> [Listed entries]:
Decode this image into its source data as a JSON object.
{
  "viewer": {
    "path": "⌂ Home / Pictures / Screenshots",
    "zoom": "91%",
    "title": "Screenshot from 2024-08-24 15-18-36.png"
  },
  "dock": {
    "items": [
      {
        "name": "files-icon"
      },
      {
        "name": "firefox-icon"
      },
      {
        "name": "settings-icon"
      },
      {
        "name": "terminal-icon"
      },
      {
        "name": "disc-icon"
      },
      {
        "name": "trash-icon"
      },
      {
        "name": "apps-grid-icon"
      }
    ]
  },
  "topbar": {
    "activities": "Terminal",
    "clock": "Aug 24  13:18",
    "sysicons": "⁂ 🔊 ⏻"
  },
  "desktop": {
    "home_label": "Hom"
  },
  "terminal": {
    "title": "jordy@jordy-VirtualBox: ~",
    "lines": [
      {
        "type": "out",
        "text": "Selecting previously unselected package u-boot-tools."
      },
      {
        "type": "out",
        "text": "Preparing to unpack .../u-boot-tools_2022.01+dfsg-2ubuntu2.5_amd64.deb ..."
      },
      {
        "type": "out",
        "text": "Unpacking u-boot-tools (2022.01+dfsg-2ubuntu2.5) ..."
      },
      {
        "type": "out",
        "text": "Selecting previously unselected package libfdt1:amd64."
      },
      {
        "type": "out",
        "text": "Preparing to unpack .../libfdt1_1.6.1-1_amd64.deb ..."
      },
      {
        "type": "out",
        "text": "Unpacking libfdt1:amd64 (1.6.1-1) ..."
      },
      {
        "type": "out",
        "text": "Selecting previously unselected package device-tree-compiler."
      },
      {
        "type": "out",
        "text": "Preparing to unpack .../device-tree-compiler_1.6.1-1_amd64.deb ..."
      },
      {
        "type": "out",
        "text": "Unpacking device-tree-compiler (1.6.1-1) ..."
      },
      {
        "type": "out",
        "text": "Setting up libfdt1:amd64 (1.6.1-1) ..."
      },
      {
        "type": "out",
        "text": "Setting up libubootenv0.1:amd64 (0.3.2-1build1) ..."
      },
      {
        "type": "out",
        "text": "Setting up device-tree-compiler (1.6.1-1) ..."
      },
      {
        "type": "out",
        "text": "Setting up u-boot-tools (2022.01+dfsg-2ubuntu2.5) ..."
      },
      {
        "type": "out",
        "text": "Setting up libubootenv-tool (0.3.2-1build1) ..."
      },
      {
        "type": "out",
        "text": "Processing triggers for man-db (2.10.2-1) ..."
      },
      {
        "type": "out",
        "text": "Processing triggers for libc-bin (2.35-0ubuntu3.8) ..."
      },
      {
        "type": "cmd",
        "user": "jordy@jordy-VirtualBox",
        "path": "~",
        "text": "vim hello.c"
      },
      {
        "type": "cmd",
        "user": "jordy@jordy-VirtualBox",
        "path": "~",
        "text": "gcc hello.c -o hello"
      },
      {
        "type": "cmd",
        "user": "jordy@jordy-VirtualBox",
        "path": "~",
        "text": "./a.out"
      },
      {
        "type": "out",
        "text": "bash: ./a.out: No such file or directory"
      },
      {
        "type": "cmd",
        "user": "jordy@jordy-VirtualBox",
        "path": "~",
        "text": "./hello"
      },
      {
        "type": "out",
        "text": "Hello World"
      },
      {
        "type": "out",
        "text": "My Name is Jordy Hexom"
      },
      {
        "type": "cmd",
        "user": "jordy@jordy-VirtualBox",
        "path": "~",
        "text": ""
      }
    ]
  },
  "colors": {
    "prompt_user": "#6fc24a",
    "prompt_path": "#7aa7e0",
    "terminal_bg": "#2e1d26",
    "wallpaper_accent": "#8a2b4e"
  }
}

> [What the task asks]: All the entries above need to be reproduced exactly.

> [The solution]:
Decode this image into its source data as a JSON object.
{
  "viewer": {
    "path": "⌂ Home / Pictures / Screenshots",
    "zoom": "91%",
    "title": "Screenshot from 2024-08-24 15-18-36.png"
  },
  "dock": {
    "items": [
      {
        "name": "files-icon"
      },
      {
        "name": "firefox-icon"
      },
      {
        "name": "settings-icon"
      },
      {
        "name": "terminal-icon"
      },
      {
        "name": "disc-icon"
      },
      {
        "name": "trash-icon"
      },
      {
        "name": "apps-grid-icon"
      }
    ]
  },
  "topbar": {
    "activities": "Terminal",
    "clock": "Aug 24  13:18",
    "sysicons": "⁂ 🔊 ⏻"
  },
  "desktop": {
    "home_label": "Hom"
  },
  "terminal": {
    "title": "jordy@jordy-VirtualBox: ~",
    "lines": [
      {
        "type": "out",
        "text": "Selecting previously unselected package u-boot-tools."
      },
      {
        "type": "out",
        "text": "Preparing to unpack .../u-boot-tools_2022.01+dfsg-2ubuntu2.5_amd64.deb ..."
      },
      {
        "type": "out",
        "text": "Unpacking u-boot-tools (2022.01+dfsg-2ubuntu2.5) ..."
      },
      {
        "type": "out",
        "text": "Selecting previously unselected package libfdt1:amd64."
      },
      {
        "type": "out",
        "text": "Preparing to unpack .../libfdt1_1.6.1-1_amd64.deb ..."
      },
      {
        "type": "out",
        "text": "Unpacking libfdt1:amd64 (1.6.1-1) ..."
      },
      {
        "type": "out",
        "text": "Selecting previously unselected package device-tree-compiler."
      },
      {
        "type": "out",
        "text": "Preparing to unpack .../device-tree-compiler_1.6.1-1_amd64.deb ..."
      },
      {
        "type": "out",
        "text": "Unpacking device-tree-compiler (1.6.1-1) ..."
      },
      {
        "type": "out",
        "text": "Setting up libfdt1:amd64 (1.6.1-1) ..."
      },
      {
        "type": "out",
        "text": "Setting up libubootenv0.1:amd64 (0.3.2-1build1) ..."
      },
      {
        "type": "out",
        "text": "Setting up device-tree-compiler (1.6.1-1) ..."
      },
      {
        "type": "out",
        "text": "Setting up u-boot-tools (2022.01+dfsg-2ubuntu2.5) ..."
      },
      {
        "type": "out",
        "text": "Setting up libubootenv-tool (0.3.2-1build1) ..."
      },
      {
        "type": "out",
        "text": "Processing triggers for man-db (2.10.2-1) ..."
      },
      {
        "type": "out",
        "text": "Processing triggers for libc-bin (2.35-0ubuntu3.8) ..."
      },
      {
        "type": "cmd",
        "user": "jordy@jordy-VirtualBox",
        "path": "~",
        "text": "vim hello.c"
      },
      {
        "type": "cmd",
        "user": "jordy@jordy-VirtualBox",
        "path": "~",
        "text": "gcc hello.c -o hello"
      },
      {
        "type": "cmd",
        "user": "jordy@jordy-VirtualBox",
        "path": "~",
        "text": "./a.out"
      },
      {
        "type": "out",
        "text": "bash: ./a.out: No such file or directory"
      },
      {
        "type": "cmd",
        "user": "jordy@jordy-VirtualBox",
        "path": "~",
        "text": "./hello"
      },
      {
        "type": "out",
        "text": "Hello World"
      },
      {
        "type": "out",
        "text": "My Name is Jordy Hexom"
      },
      {
        "type": "cmd",
        "user": "jordy@jordy-VirtualBox",
        "path": "~",
        "text": ""
      }
    ]
  },
  "colors": {
    "prompt_user": "#6fc24a",
    "prompt_path": "#7aa7e0",
    "terminal_bg": "#2e1d26",
    "wallpaper_accent": "#8a2b4e"
  }
}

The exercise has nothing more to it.